■ **DATASET RECORDS**
----------
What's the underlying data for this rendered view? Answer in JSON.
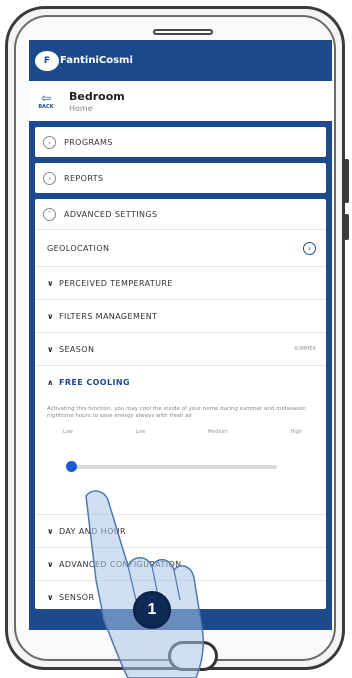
{
  "app": {
    "logo_mark": "F",
    "brand": "FantiniCosmi"
  },
  "header": {
    "back_label": "BACK",
    "title": "Bedroom",
    "subtitle": "Home"
  },
  "menu": {
    "programs": "PROGRAMS",
    "reports": "REPORTS",
    "advanced": "ADVANCED SETTINGS"
  },
  "advanced_items": {
    "geolocation": "GEOLOCATION",
    "perceived_temperature": "PERCEIVED TEMPERATURE",
    "filters_management": "FILTERS MANAGEMENT",
    "season": "SEASON",
    "season_value": "SUMMER",
    "free_cooling": "FREE COOLING",
    "free_cooling_desc": "Activating this function, you may cool the inside of your home during summer and midseason nighttime hours to save energy always with fresh air",
    "levels": [
      "Low",
      "Low",
      "Medium",
      "High"
    ],
    "slider_fraction": 0.0,
    "day_and_hour": "DAY AND HOUR",
    "advanced_configuration": "ADVANCED CONFIGURATION",
    "sensor": "SENSOR"
  },
  "step_badge": "1",
  "colors": {
    "brand_blue": "#1c4a8c",
    "accent_blue": "#1a5bd0"
  }
}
----------
■ **EXERCISE INSTRUCTIONS**
Restate the full listing verbatim and drop every picture.

■ **THE SOLUTION**
What's the underlying data for this rendered view? Answer in JSON.
{
  "app": {
    "logo_mark": "F",
    "brand": "FantiniCosmi"
  },
  "header": {
    "back_label": "BACK",
    "title": "Bedroom",
    "subtitle": "Home"
  },
  "menu": {
    "programs": "PROGRAMS",
    "reports": "REPORTS",
    "advanced": "ADVANCED SETTINGS"
  },
  "advanced_items": {
    "geolocation": "GEOLOCATION",
    "perceived_temperature": "PERCEIVED TEMPERATURE",
    "filters_management": "FILTERS MANAGEMENT",
    "season": "SEASON",
    "season_value": "SUMMER",
    "free_cooling": "FREE COOLING",
    "free_cooling_desc": "Activating this function, you may cool the inside of your home during summer and midseason nighttime hours to save energy always with fresh air",
    "levels": [
      "Low",
      "Low",
      "Medium",
      "High"
    ],
    "slider_fraction": 0.0,
    "day_and_hour": "DAY AND HOUR",
    "advanced_configuration": "ADVANCED CONFIGURATION",
    "sensor": "SENSOR"
  },
  "step_badge": "1",
  "colors": {
    "brand_blue": "#1c4a8c",
    "accent_blue": "#1a5bd0"
  }
}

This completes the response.